Problem: Every line below that contains "this" is to be copied.

....................

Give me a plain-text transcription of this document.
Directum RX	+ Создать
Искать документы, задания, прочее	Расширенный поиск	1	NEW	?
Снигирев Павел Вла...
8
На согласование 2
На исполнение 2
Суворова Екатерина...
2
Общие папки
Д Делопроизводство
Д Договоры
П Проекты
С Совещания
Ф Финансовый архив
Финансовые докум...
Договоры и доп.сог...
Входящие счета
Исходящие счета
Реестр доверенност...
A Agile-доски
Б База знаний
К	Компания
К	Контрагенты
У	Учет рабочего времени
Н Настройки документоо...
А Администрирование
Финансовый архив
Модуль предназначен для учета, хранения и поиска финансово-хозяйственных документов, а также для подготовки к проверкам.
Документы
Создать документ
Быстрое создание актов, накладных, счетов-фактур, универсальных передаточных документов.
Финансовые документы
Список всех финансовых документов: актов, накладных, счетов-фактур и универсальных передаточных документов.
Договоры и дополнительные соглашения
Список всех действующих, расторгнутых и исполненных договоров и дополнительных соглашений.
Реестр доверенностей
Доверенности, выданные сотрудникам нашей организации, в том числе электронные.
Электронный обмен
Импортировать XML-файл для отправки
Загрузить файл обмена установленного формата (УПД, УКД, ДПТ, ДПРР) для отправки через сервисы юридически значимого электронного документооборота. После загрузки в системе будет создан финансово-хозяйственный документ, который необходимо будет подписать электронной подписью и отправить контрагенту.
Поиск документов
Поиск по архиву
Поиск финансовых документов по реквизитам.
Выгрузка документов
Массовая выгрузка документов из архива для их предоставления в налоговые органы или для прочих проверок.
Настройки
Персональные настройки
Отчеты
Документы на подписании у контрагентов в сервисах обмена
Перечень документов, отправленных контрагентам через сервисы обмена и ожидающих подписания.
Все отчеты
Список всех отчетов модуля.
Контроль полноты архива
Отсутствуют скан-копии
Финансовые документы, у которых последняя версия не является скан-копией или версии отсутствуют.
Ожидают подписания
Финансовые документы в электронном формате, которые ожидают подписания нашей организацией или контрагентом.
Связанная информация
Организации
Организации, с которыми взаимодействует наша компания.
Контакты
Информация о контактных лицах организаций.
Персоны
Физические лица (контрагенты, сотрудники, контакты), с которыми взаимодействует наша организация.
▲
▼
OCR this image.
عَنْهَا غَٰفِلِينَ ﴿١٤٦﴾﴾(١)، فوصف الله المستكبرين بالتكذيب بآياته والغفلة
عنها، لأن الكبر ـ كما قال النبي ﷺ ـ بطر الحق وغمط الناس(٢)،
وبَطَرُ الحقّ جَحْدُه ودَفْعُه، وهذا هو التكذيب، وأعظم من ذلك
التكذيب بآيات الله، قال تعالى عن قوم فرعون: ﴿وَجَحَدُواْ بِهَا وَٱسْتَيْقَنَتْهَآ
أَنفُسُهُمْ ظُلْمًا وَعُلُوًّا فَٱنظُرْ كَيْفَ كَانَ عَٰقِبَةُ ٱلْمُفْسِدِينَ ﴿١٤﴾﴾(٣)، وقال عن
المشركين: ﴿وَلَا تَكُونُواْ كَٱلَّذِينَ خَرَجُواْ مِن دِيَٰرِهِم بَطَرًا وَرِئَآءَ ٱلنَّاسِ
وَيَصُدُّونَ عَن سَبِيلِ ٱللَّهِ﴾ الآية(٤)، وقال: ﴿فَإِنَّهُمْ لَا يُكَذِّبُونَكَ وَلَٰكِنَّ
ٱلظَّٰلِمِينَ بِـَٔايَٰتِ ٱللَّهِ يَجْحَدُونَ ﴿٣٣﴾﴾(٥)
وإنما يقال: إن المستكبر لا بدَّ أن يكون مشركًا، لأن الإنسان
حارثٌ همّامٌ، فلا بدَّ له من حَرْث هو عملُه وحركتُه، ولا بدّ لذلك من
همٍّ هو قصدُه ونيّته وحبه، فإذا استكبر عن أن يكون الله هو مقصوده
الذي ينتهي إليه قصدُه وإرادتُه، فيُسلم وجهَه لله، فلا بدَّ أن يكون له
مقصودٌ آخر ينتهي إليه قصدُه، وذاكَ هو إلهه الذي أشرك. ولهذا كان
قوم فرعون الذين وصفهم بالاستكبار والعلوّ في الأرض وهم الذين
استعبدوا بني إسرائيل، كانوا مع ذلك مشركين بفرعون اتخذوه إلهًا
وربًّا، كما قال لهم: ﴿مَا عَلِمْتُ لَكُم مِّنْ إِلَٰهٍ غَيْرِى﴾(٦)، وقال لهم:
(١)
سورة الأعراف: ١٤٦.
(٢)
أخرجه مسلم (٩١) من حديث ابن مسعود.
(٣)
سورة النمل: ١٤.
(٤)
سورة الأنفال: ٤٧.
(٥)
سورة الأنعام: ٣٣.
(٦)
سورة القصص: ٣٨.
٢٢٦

....................

Reply:
Give me a plain-text transcription of this document.
OCR this image.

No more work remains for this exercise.